Data excerpts:
====
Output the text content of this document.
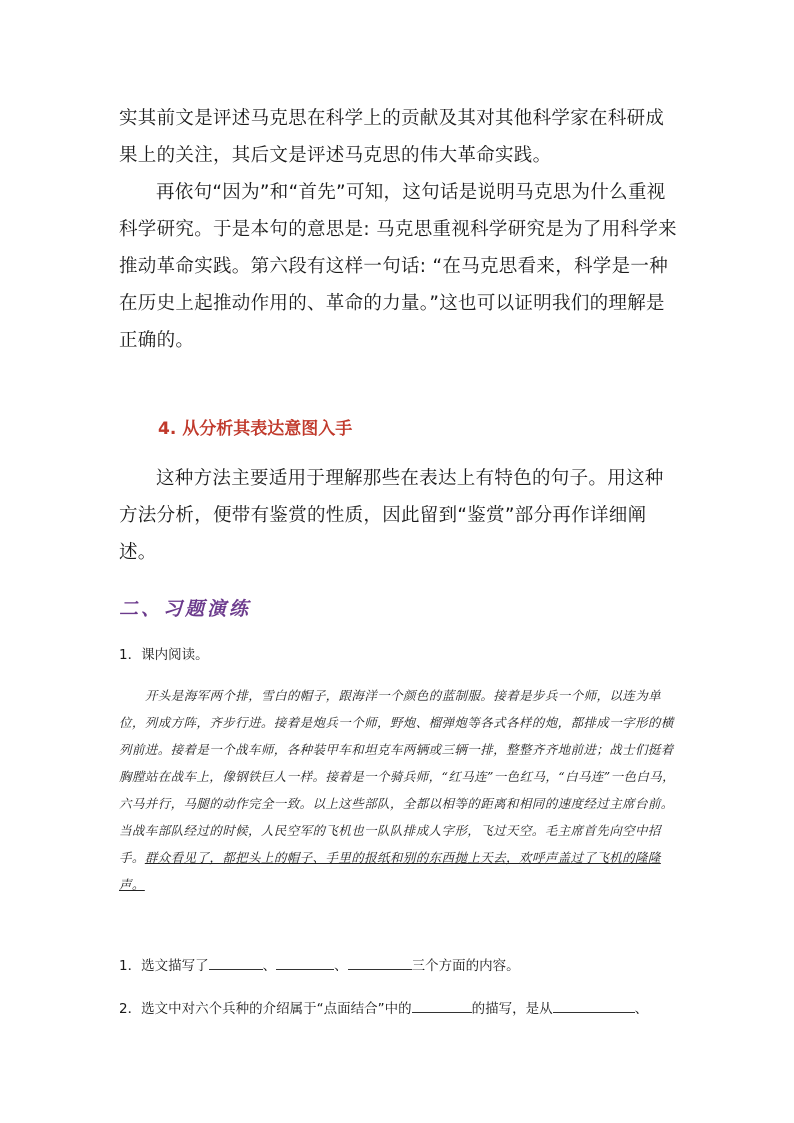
实其前文是评述马克思在科学上的贡献及其对其他科学家在科研成果上的关注，其后文是评述马克思的伟大革命实践。

再依句“因为”和“首先”可知，这句话是说明马克思为什么重视科学研究。于是本句的意思是: 马克思重视科学研究是为了用科学来推动革命实践。第六段有这样一句话: “在马克思看来，科学是一种在历史上起推动作用的、革命的力量。”这也可以证明我们的理解是正确的。

4. 从分析其表达意图入手

这种方法主要适用于理解那些在表达上有特色的句子。用这种方法分析，便带有鉴赏的性质，因此留到“鉴赏”部分再作详细阐述。

二、习题演练

1．课内阅读。

开头是海军两个排，雪白的帽子，跟海洋一个颜色的蓝制服。接着是步兵一个师，以连为单位，列成方阵，齐步行进。接着是炮兵一个师，野炮、榴弹炮等各式各样的炮，都排成一字形的横列前进。接着是一个战车师，各种装甲车和坦克车两辆或三辆一排，整整齐齐地前进；战士们挺着胸膛站在战车上，像钢铁巨人一样。接着是一个骑兵师，“红马连”一色红马，“白马连”一色白马，六马并行，马腿的动作完全一致。以上这些部队，全都以相等的距离和相同的速度经过主席台前。当战车部队经过的时候，人民空军的飞机也一队队排成人字形，飞过天空。毛主席首先向空中招手。群众看见了，都把头上的帽子、手里的报纸和别的东西抛上天去，欢呼声盖过了飞机的隆隆声。

1．选文描写了	、	、	三个方面的内容。

2．选文中对六个兵种的介绍属于“点面结合”中的	的描写，是从	、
====
## [Set exercise]
Copy out all of the data word for word. Do not carry over any picture.

## [Solution below]
Output the text content of this document.
实其前文是评述马克思在科学上的贡献及其对其他科学家在科研成果上的关注，其后文是评述马克思的伟大革命实践。

再依句“因为”和“首先”可知，这句话是说明马克思为什么重视科学研究。于是本句的意思是: 马克思重视科学研究是为了用科学来推动革命实践。第六段有这样一句话: “在马克思看来，科学是一种在历史上起推动作用的、革命的力量。”这也可以证明我们的理解是正确的。

4. 从分析其表达意图入手

这种方法主要适用于理解那些在表达上有特色的句子。用这种方法分析，便带有鉴赏的性质，因此留到“鉴赏”部分再作详细阐述。

二、习题演练

1．课内阅读。

开头是海军两个排，雪白的帽子，跟海洋一个颜色的蓝制服。接着是步兵一个师，以连为单位，列成方阵，齐步行进。接着是炮兵一个师，野炮、榴弹炮等各式各样的炮，都排成一字形的横列前进。接着是一个战车师，各种装甲车和坦克车两辆或三辆一排，整整齐齐地前进；战士们挺着胸膛站在战车上，像钢铁巨人一样。接着是一个骑兵师，“红马连”一色红马，“白马连”一色白马，六马并行，马腿的动作完全一致。以上这些部队，全都以相等的距离和相同的速度经过主席台前。当战车部队经过的时候，人民空军的飞机也一队队排成人字形，飞过天空。毛主席首先向空中招手。群众看见了，都把头上的帽子、手里的报纸和别的东西抛上天去，欢呼声盖过了飞机的隆隆声。

1．选文描写了	、	、	三个方面的内容。

2．选文中对六个兵种的介绍属于“点面结合”中的	的描写，是从	、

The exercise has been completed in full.